(Dataset listings of figures)
▼

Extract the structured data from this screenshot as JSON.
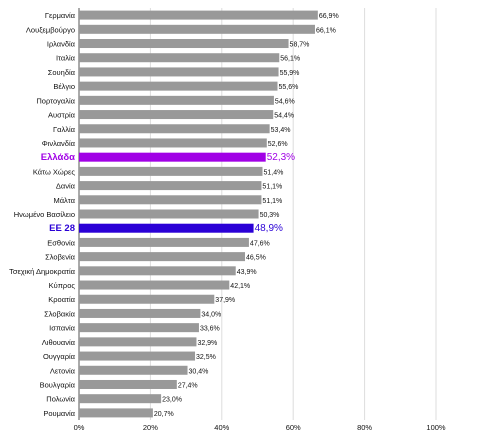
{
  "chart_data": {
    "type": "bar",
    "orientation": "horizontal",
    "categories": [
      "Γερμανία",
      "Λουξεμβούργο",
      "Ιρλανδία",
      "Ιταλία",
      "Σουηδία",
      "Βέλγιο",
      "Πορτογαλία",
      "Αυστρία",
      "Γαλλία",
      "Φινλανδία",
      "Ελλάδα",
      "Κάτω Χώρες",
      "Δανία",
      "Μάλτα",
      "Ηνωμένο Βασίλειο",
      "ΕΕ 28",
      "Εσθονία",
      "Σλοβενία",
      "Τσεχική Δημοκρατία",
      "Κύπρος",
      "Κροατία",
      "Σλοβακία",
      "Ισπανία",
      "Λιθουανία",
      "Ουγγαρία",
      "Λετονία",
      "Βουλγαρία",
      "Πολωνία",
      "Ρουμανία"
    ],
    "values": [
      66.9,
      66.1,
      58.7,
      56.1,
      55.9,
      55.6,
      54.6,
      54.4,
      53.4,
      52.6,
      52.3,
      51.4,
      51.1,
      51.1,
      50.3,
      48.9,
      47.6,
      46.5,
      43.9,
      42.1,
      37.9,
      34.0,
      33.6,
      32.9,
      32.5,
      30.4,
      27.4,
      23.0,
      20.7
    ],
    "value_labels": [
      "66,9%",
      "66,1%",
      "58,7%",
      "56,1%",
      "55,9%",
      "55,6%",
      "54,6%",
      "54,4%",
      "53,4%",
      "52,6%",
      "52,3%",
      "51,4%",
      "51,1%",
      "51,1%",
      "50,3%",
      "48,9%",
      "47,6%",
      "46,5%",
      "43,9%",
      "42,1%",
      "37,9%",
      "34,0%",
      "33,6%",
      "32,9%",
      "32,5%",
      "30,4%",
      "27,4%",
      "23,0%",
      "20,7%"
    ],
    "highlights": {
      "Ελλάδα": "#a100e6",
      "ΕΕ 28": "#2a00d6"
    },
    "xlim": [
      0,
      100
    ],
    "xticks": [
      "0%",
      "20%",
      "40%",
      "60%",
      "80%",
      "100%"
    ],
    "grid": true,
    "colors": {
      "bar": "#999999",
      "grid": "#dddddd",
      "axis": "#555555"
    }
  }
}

▲

What to do:
Write out the data precisely as given, excluding the pictures.

Task answer:
Extract the structured data from this screenshot as JSON.
{
  "chart_data": {
    "type": "bar",
    "orientation": "horizontal",
    "categories": [
      "Γερμανία",
      "Λουξεμβούργο",
      "Ιρλανδία",
      "Ιταλία",
      "Σουηδία",
      "Βέλγιο",
      "Πορτογαλία",
      "Αυστρία",
      "Γαλλία",
      "Φινλανδία",
      "Ελλάδα",
      "Κάτω Χώρες",
      "Δανία",
      "Μάλτα",
      "Ηνωμένο Βασίλειο",
      "ΕΕ 28",
      "Εσθονία",
      "Σλοβενία",
      "Τσεχική Δημοκρατία",
      "Κύπρος",
      "Κροατία",
      "Σλοβακία",
      "Ισπανία",
      "Λιθουανία",
      "Ουγγαρία",
      "Λετονία",
      "Βουλγαρία",
      "Πολωνία",
      "Ρουμανία"
    ],
    "values": [
      66.9,
      66.1,
      58.7,
      56.1,
      55.9,
      55.6,
      54.6,
      54.4,
      53.4,
      52.6,
      52.3,
      51.4,
      51.1,
      51.1,
      50.3,
      48.9,
      47.6,
      46.5,
      43.9,
      42.1,
      37.9,
      34.0,
      33.6,
      32.9,
      32.5,
      30.4,
      27.4,
      23.0,
      20.7
    ],
    "value_labels": [
      "66,9%",
      "66,1%",
      "58,7%",
      "56,1%",
      "55,9%",
      "55,6%",
      "54,6%",
      "54,4%",
      "53,4%",
      "52,6%",
      "52,3%",
      "51,4%",
      "51,1%",
      "51,1%",
      "50,3%",
      "48,9%",
      "47,6%",
      "46,5%",
      "43,9%",
      "42,1%",
      "37,9%",
      "34,0%",
      "33,6%",
      "32,9%",
      "32,5%",
      "30,4%",
      "27,4%",
      "23,0%",
      "20,7%"
    ],
    "highlights": {
      "Ελλάδα": "#a100e6",
      "ΕΕ 28": "#2a00d6"
    },
    "xlim": [
      0,
      100
    ],
    "xticks": [
      "0%",
      "20%",
      "40%",
      "60%",
      "80%",
      "100%"
    ],
    "grid": true,
    "colors": {
      "bar": "#999999",
      "grid": "#dddddd",
      "axis": "#555555"
    }
  }
}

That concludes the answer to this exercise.